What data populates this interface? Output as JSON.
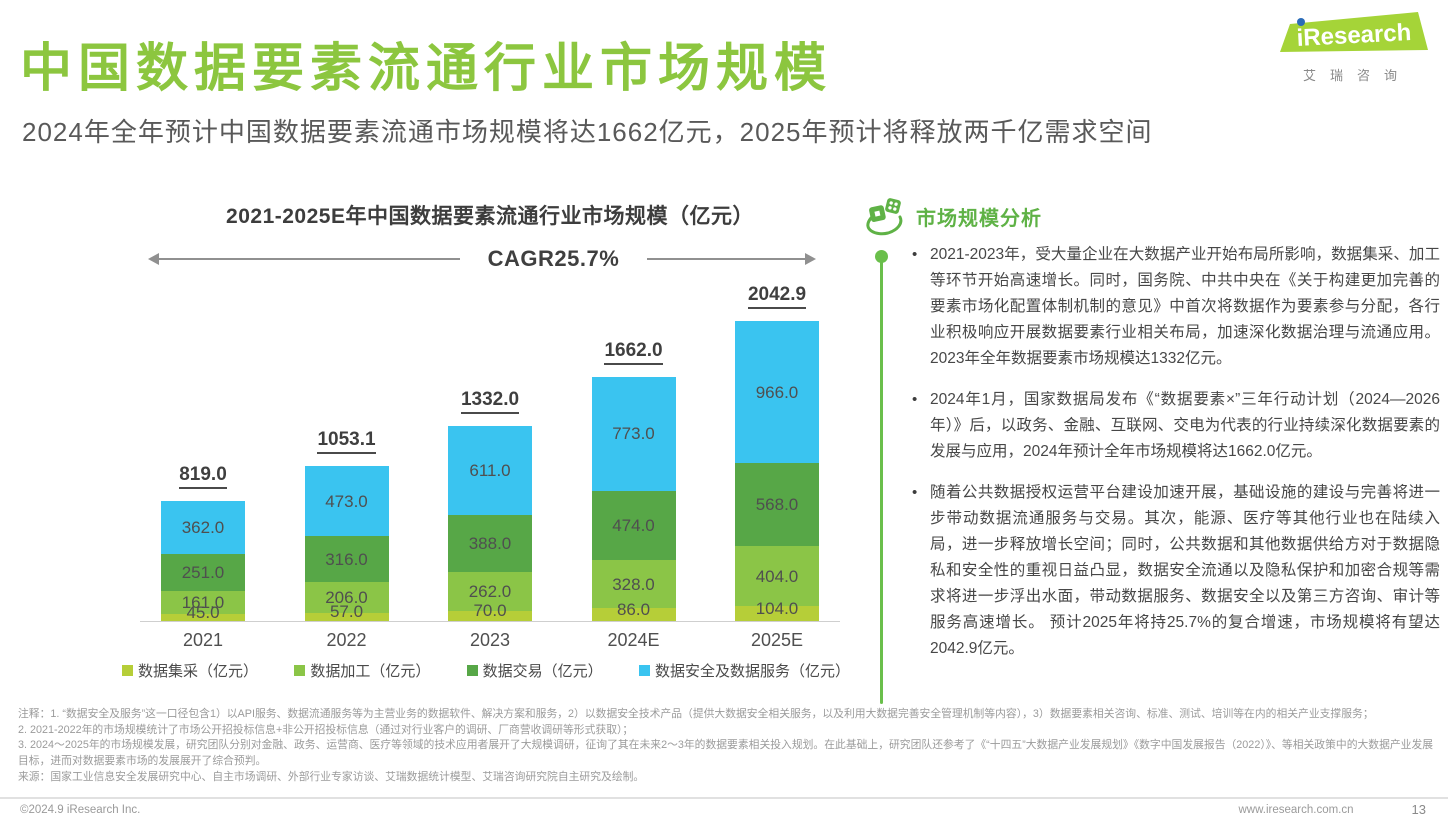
{
  "logo": {
    "brand": "iResearch",
    "brand_cn": "艾瑞咨询",
    "brand_color": "#a5d438",
    "dot_color": "#2b6cb8"
  },
  "header": {
    "title": "中国数据要素流通行业市场规模",
    "subtitle": "2024年全年预计中国数据要素流通市场规模将达1662亿元，2025年预计将释放两千亿需求空间"
  },
  "chart_data": {
    "type": "bar",
    "stacked": true,
    "title": "2021-2025E年中国数据要素流通行业市场规模（亿元）",
    "cagr_label": "CAGR25.7%",
    "categories": [
      "2021",
      "2022",
      "2023",
      "2024E",
      "2025E"
    ],
    "series": [
      {
        "name": "数据集采（亿元）",
        "color": "#b6ce38",
        "values": [
          45.0,
          57.0,
          70.0,
          86.0,
          104.0
        ]
      },
      {
        "name": "数据加工（亿元）",
        "color": "#8bc547",
        "values": [
          161.0,
          206.0,
          262.0,
          328.0,
          404.0
        ]
      },
      {
        "name": "数据交易（亿元）",
        "color": "#57a747",
        "values": [
          251.0,
          316.0,
          388.0,
          474.0,
          568.0
        ]
      },
      {
        "name": "数据安全及数据服务（亿元）",
        "color": "#3ac4f0",
        "values": [
          362.0,
          473.0,
          611.0,
          773.0,
          966.0
        ]
      }
    ],
    "totals": [
      819.0,
      1053.1,
      1332.0,
      1662.0,
      2042.9
    ],
    "ylim": [
      0,
      2100
    ],
    "grid": false,
    "legend_position": "bottom",
    "xlabel": "",
    "ylabel": "亿元"
  },
  "analysis": {
    "heading": "市场规模分析",
    "bullets": [
      "2021-2023年，受大量企业在大数据产业开始布局所影响，数据集采、加工等环节开始高速增长。同时，国务院、中共中央在《关于构建更加完善的要素市场化配置体制机制的意见》中首次将数据作为要素参与分配，各行业积极响应开展数据要素行业相关布局，加速深化数据治理与流通应用。2023年全年数据要素市场规模达1332亿元。",
      "2024年1月，国家数据局发布《“数据要素×”三年行动计划（2024—2026年）》后，以政务、金融、互联网、交电为代表的行业持续深化数据要素的发展与应用，2024年预计全年市场规模将达1662.0亿元。",
      "随着公共数据授权运营平台建设加速开展，基础设施的建设与完善将进一步带动数据流通服务与交易。其次，能源、医疗等其他行业也在陆续入局，进一步释放增长空间；同时，公共数据和其他数据供给方对于数据隐私和安全性的重视日益凸显，数据安全流通以及隐私保护和加密合规等需求将进一步浮出水面，带动数据服务、数据安全以及第三方咨询、审计等服务高速增长。 预计2025年将持25.7%的复合增速，市场规模将有望达2042.9亿元。"
    ]
  },
  "notes": {
    "lines": [
      "注释：1. “数据安全及服务”这一口径包含1）以API服务、数据流通服务等为主营业务的数据软件、解决方案和服务，2）以数据安全技术产品（提供大数据安全相关服务，以及利用大数据完善安全管理机制等内容），3）数据要素相关咨询、标准、测试、培训等在内的相关产业支撑服务；",
      "2. 2021-2022年的市场规模统计了市场公开招投标信息+非公开招投标信息（通过对行业客户的调研、厂商营收调研等形式获取）；",
      "3. 2024～2025年的市场规模发展，研究团队分别对金融、政务、运营商、医疗等领域的技术应用者展开了大规模调研，征询了其在未来2～3年的数据要素相关投入规划。在此基础上，研究团队还参考了《“十四五”大数据产业发展规划》《数字中国发展报告（2022）》、等相关政策中的大数据产业发展目标，进而对数据要素市场的发展展开了综合预判。",
      "来源：国家工业信息安全发展研究中心、自主市场调研、外部行业专家访谈、艾瑞数据统计模型、艾瑞咨询研究院自主研究及绘制。"
    ]
  },
  "footer": {
    "copyright": "©2024.9 iResearch Inc.",
    "website": "www.iresearch.com.cn",
    "page": "13"
  }
}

What to produce: Collect the complete line wherever the string "name" appears in the records.

Written solution:
        "name": "数据集采（亿元）",
        "name": "数据加工（亿元）",
        "name": "数据交易（亿元）",
        "name": "数据安全及数据服务（亿元）",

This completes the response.